The task
Retype every entry in its entirety, without alteration.

[Start]

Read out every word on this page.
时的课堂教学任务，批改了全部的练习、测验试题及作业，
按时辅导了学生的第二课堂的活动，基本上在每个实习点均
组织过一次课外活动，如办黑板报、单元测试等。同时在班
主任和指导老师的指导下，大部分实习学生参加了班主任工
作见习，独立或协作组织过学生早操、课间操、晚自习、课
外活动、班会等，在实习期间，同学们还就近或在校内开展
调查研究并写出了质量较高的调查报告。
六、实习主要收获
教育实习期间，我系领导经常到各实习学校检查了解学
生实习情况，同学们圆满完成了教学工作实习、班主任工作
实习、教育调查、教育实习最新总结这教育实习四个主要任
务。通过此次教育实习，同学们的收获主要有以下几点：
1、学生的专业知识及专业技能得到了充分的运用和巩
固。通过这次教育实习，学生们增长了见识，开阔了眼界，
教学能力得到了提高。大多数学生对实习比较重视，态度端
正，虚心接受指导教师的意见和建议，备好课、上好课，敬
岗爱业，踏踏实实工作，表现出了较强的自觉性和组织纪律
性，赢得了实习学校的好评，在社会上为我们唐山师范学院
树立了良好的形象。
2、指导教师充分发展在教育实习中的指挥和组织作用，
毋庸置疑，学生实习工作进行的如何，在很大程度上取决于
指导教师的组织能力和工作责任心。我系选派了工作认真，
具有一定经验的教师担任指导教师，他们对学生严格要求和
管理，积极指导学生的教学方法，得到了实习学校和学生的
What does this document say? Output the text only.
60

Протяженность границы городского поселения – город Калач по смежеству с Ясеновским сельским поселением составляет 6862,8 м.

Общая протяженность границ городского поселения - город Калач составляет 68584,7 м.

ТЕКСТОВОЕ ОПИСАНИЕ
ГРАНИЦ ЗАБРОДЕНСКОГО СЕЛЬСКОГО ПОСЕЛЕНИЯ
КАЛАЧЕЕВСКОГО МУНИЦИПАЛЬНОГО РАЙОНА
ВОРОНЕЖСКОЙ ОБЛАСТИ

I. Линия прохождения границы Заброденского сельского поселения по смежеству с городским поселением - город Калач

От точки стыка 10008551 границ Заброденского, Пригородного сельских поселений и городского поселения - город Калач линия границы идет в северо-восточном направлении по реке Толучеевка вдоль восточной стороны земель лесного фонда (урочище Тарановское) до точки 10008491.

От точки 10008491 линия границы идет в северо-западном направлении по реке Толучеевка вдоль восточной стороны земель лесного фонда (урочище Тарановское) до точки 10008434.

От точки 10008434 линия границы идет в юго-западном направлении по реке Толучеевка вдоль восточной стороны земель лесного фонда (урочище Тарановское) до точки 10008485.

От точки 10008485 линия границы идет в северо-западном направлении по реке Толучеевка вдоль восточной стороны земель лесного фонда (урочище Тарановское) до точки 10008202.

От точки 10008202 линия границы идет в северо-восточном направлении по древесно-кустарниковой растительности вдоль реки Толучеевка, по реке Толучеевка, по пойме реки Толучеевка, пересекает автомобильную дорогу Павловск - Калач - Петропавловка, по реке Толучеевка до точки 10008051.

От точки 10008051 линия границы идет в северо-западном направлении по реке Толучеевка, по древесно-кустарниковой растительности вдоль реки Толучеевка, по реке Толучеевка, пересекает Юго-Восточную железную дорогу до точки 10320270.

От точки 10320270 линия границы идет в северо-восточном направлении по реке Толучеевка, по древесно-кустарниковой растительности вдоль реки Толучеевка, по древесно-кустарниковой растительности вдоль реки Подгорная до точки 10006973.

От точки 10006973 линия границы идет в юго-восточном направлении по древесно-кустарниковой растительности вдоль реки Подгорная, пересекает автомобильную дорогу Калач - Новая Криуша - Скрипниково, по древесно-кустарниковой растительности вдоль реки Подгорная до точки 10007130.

[End]

Solution to the problem
Read out every word on this page.
时的课堂教学任务，批改了全部的练习、测验试题及作业，
按时辅导了学生的第二课堂的活动，基本上在每个实习点均
组织过一次课外活动，如办黑板报、单元测试等。同时在班
主任和指导老师的指导下，大部分实习学生参加了班主任工
作见习，独立或协作组织过学生早操、课间操、晚自习、课
外活动、班会等，在实习期间，同学们还就近或在校内开展
调查研究并写出了质量较高的调查报告。
六、实习主要收获
教育实习期间，我系领导经常到各实习学校检查了解学
生实习情况，同学们圆满完成了教学工作实习、班主任工作
实习、教育调查、教育实习最新总结这教育实习四个主要任
务。通过此次教育实习，同学们的收获主要有以下几点：
1、学生的专业知识及专业技能得到了充分的运用和巩
固。通过这次教育实习，学生们增长了见识，开阔了眼界，
教学能力得到了提高。大多数学生对实习比较重视，态度端
正，虚心接受指导教师的意见和建议，备好课、上好课，敬
岗爱业，踏踏实实工作，表现出了较强的自觉性和组织纪律
性，赢得了实习学校的好评，在社会上为我们唐山师范学院
树立了良好的形象。
2、指导教师充分发展在教育实习中的指挥和组织作用，
毋庸置疑，学生实习工作进行的如何，在很大程度上取决于
指导教师的组织能力和工作责任心。我系选派了工作认真，
具有一定经验的教师担任指导教师，他们对学生严格要求和
管理，积极指导学生的教学方法，得到了实习学校和学生的
What does this document say? Output the text only.
60

Протяженность границы городского поселения – город Калач по смежеству с Ясеновским сельским поселением составляет 6862,8 м.

Общая протяженность границ городского поселения - город Калач составляет 68584,7 м.

ТЕКСТОВОЕ ОПИСАНИЕ
ГРАНИЦ ЗАБРОДЕНСКОГО СЕЛЬСКОГО ПОСЕЛЕНИЯ
КАЛАЧЕЕВСКОГО МУНИЦИПАЛЬНОГО РАЙОНА
ВОРОНЕЖСКОЙ ОБЛАСТИ

I. Линия прохождения границы Заброденского сельского поселения по смежеству с городским поселением - город Калач

От точки стыка 10008551 границ Заброденского, Пригородного сельских поселений и городского поселения - город Калач линия границы идет в северо-восточном направлении по реке Толучеевка вдоль восточной стороны земель лесного фонда (урочище Тарановское) до точки 10008491.

От точки 10008491 линия границы идет в северо-западном направлении по реке Толучеевка вдоль восточной стороны земель лесного фонда (урочище Тарановское) до точки 10008434.

От точки 10008434 линия границы идет в юго-западном направлении по реке Толучеевка вдоль восточной стороны земель лесного фонда (урочище Тарановское) до точки 10008485.

От точки 10008485 линия границы идет в северо-западном направлении по реке Толучеевка вдоль восточной стороны земель лесного фонда (урочище Тарановское) до точки 10008202.

От точки 10008202 линия границы идет в северо-восточном направлении по древесно-кустарниковой растительности вдоль реки Толучеевка, по реке Толучеевка, по пойме реки Толучеевка, пересекает автомобильную дорогу Павловск - Калач - Петропавловка, по реке Толучеевка до точки 10008051.

От точки 10008051 линия границы идет в северо-западном направлении по реке Толучеевка, по древесно-кустарниковой растительности вдоль реки Толучеевка, по реке Толучеевка, пересекает Юго-Восточную железную дорогу до точки 10320270.

От точки 10320270 линия границы идет в северо-восточном направлении по реке Толучеевка, по древесно-кустарниковой растительности вдоль реки Толучеевка, по древесно-кустарниковой растительности вдоль реки Подгорная до точки 10006973.

От точки 10006973 линия границы идет в юго-восточном направлении по древесно-кустарниковой растительности вдоль реки Подгорная, пересекает автомобильную дорогу Калач - Новая Криуша - Скрипниково, по древесно-кустарниковой растительности вдоль реки Подгорная до точки 10007130.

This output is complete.